* Record excerpts *
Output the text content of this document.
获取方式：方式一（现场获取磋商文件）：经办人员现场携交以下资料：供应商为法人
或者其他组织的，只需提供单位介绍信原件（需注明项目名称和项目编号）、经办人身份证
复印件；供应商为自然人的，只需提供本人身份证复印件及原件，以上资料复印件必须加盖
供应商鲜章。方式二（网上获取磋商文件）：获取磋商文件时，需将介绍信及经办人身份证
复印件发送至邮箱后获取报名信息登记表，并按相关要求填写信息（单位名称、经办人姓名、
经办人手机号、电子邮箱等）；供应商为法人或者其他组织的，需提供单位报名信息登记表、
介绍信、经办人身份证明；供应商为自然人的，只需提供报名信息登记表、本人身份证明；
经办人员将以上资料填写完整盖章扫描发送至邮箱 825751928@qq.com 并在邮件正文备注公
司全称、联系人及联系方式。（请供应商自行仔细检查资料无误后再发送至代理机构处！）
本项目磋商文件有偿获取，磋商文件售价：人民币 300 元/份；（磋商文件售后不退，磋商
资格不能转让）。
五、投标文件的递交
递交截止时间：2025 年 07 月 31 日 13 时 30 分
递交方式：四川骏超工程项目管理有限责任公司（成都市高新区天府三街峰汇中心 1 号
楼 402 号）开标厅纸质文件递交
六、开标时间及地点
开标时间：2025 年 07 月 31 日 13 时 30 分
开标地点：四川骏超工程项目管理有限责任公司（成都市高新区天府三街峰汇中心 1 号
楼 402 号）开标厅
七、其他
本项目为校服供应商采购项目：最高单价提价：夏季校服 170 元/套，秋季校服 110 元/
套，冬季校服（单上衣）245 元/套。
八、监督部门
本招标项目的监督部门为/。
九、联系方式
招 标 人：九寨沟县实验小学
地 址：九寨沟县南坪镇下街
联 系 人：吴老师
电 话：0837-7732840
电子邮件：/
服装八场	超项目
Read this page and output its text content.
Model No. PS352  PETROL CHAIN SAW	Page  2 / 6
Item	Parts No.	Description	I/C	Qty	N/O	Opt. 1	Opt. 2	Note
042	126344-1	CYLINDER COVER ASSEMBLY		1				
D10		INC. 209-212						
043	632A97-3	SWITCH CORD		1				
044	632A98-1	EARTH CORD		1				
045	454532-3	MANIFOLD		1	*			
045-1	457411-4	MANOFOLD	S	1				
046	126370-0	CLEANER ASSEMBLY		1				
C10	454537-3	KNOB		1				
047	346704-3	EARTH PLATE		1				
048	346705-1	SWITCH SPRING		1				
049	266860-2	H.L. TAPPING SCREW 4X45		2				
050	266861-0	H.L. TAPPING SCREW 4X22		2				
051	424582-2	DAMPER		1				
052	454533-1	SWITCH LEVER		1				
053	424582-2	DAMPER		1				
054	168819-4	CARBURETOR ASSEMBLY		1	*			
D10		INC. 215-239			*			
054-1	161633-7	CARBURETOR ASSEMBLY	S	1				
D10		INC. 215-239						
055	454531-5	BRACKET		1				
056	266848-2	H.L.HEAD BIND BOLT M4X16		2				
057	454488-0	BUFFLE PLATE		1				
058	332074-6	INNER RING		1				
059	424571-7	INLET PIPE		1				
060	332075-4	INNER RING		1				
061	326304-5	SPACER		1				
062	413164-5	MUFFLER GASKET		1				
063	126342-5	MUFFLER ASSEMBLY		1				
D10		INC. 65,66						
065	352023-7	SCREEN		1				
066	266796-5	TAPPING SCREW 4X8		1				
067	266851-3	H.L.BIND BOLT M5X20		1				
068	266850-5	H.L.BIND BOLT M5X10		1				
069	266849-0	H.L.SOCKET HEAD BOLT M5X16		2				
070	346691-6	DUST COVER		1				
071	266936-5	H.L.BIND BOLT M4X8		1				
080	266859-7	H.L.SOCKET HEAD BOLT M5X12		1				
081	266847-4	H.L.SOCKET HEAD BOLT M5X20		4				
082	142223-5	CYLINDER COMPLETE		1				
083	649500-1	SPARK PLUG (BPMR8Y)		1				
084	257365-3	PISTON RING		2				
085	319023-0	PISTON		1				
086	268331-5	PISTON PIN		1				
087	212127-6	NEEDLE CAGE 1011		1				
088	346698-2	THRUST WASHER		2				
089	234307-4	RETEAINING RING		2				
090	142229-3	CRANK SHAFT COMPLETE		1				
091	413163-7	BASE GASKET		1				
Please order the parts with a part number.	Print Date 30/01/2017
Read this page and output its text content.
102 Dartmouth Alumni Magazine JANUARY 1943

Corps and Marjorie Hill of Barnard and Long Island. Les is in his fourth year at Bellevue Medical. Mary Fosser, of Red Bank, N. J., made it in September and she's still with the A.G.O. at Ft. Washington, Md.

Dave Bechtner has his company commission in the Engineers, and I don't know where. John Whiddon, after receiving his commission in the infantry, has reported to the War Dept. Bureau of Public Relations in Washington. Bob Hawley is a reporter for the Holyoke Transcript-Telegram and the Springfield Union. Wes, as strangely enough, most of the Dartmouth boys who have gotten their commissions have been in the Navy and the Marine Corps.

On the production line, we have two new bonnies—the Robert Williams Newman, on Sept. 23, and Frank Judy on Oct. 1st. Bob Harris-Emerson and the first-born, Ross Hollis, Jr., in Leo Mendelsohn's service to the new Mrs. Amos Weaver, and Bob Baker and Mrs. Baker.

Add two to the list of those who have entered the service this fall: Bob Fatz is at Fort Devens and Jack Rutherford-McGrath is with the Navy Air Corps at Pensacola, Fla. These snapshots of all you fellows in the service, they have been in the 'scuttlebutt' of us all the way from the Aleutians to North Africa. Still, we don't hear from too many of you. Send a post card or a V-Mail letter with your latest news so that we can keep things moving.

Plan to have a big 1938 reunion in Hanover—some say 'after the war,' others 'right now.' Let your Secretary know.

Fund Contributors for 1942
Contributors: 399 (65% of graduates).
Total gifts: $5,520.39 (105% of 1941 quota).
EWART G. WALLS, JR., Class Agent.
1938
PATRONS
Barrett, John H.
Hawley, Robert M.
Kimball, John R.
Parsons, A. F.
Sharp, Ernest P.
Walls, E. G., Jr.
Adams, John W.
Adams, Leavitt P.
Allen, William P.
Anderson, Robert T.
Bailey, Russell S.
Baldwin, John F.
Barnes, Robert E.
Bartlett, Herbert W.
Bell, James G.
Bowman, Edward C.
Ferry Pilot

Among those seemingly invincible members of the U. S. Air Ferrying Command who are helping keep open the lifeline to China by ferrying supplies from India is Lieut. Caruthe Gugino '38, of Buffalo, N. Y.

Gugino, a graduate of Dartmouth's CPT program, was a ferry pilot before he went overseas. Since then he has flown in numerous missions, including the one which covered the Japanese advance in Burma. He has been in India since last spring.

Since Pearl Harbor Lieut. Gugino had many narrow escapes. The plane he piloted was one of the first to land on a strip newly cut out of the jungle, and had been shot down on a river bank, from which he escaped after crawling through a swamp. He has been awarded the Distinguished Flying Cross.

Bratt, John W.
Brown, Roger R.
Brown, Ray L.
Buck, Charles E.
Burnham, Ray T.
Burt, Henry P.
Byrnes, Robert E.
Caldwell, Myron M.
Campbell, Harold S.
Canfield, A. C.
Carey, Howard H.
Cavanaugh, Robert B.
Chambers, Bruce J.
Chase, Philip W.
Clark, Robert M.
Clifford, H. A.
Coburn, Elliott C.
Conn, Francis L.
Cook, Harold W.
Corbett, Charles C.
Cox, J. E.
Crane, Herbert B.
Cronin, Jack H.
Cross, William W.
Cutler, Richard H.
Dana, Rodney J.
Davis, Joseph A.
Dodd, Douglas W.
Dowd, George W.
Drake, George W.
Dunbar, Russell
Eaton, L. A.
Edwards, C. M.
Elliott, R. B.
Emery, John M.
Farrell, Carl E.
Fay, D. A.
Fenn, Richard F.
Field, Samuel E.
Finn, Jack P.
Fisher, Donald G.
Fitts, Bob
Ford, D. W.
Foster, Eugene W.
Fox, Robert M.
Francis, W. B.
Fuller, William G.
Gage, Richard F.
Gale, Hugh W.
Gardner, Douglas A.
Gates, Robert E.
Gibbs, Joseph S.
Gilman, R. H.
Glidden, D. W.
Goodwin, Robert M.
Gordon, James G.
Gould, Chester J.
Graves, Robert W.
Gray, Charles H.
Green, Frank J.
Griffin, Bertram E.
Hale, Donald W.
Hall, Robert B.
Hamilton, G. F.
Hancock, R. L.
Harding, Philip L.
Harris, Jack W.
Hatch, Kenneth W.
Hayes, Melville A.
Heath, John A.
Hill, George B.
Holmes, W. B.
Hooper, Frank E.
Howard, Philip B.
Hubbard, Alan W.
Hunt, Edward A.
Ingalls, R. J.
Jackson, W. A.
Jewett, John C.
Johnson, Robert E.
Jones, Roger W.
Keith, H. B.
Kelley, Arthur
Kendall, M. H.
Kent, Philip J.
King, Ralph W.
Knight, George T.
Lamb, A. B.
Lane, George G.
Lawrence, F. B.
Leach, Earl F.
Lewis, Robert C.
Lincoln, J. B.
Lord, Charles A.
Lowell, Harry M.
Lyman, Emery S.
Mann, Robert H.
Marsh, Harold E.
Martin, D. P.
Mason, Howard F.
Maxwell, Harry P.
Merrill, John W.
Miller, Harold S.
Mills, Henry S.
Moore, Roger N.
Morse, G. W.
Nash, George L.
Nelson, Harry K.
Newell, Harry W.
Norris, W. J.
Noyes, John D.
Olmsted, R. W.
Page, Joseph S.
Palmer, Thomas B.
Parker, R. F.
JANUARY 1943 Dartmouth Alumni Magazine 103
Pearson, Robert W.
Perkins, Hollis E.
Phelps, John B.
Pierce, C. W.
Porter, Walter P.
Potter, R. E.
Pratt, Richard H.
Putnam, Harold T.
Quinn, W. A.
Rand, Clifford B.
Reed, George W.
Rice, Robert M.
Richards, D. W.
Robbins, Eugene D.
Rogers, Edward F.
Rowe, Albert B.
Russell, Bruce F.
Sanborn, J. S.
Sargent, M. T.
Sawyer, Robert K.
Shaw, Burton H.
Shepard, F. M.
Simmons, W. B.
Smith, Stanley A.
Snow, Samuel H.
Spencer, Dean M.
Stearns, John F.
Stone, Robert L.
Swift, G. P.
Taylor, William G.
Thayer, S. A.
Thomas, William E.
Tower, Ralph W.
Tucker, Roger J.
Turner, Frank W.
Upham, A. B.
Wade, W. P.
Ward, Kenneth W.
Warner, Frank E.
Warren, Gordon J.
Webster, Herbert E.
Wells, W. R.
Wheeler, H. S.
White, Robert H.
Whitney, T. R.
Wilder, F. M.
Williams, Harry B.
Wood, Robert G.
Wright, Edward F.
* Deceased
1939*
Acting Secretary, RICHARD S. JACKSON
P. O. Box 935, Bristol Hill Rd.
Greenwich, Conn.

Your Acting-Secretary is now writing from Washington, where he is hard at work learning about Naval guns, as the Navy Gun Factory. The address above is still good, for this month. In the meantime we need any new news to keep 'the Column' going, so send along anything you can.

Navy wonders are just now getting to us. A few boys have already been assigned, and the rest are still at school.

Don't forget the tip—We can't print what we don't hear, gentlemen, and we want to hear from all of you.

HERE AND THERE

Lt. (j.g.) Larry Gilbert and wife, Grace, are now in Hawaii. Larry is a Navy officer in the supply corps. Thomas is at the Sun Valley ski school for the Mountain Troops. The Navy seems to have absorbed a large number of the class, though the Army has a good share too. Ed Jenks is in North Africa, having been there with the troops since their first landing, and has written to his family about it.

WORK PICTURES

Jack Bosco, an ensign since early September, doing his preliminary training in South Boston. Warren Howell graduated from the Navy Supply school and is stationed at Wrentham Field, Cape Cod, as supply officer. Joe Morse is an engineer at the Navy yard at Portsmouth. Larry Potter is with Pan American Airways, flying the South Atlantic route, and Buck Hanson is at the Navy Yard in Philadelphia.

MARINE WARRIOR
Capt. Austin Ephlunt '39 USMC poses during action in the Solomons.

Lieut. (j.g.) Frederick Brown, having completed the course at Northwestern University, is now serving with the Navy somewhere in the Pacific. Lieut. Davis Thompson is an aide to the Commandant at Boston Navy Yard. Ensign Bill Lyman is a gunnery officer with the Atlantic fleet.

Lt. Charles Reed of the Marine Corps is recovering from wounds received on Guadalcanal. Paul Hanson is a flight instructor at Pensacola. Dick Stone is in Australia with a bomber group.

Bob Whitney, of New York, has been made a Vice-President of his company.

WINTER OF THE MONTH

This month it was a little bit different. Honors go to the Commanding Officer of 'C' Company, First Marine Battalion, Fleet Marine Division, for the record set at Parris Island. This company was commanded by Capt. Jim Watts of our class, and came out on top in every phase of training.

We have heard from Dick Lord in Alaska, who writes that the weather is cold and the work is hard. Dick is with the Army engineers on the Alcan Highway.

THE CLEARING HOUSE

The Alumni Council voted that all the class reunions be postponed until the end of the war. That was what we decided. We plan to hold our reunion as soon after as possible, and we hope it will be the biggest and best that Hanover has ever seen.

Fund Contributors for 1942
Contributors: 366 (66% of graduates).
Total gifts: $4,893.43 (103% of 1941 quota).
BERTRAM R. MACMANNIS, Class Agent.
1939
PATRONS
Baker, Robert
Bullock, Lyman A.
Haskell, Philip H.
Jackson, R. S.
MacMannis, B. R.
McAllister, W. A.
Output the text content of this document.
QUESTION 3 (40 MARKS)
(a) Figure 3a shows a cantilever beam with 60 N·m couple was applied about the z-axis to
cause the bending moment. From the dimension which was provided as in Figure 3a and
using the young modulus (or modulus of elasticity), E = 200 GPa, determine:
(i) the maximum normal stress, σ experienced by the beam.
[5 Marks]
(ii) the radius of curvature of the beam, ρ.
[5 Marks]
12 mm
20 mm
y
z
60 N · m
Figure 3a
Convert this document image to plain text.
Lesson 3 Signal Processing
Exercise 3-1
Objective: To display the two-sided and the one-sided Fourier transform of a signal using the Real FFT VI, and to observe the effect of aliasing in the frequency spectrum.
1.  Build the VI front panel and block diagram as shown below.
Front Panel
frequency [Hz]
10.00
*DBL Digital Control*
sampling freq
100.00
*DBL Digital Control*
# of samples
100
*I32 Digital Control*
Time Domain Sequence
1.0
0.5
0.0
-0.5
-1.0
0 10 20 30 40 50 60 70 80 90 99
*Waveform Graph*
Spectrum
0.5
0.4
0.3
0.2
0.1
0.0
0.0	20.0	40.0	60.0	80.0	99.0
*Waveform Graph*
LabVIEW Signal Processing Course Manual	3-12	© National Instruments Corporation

* Aim of the exercise *
Scan the listing above. Collect all lines with the word "Baker".

* Answer in full *
On the production line, we have two new bonnies—the Robert Williams Newman, on Sept. 23, and Frank Judy on Oct. 1st. Bob Harris-Emerson and the first-born, Ross Hollis, Jr., in Leo Mendelsohn's service to the new Mrs. Amos Weaver, and Bob Baker and Mrs. Baker.
Baker, Robert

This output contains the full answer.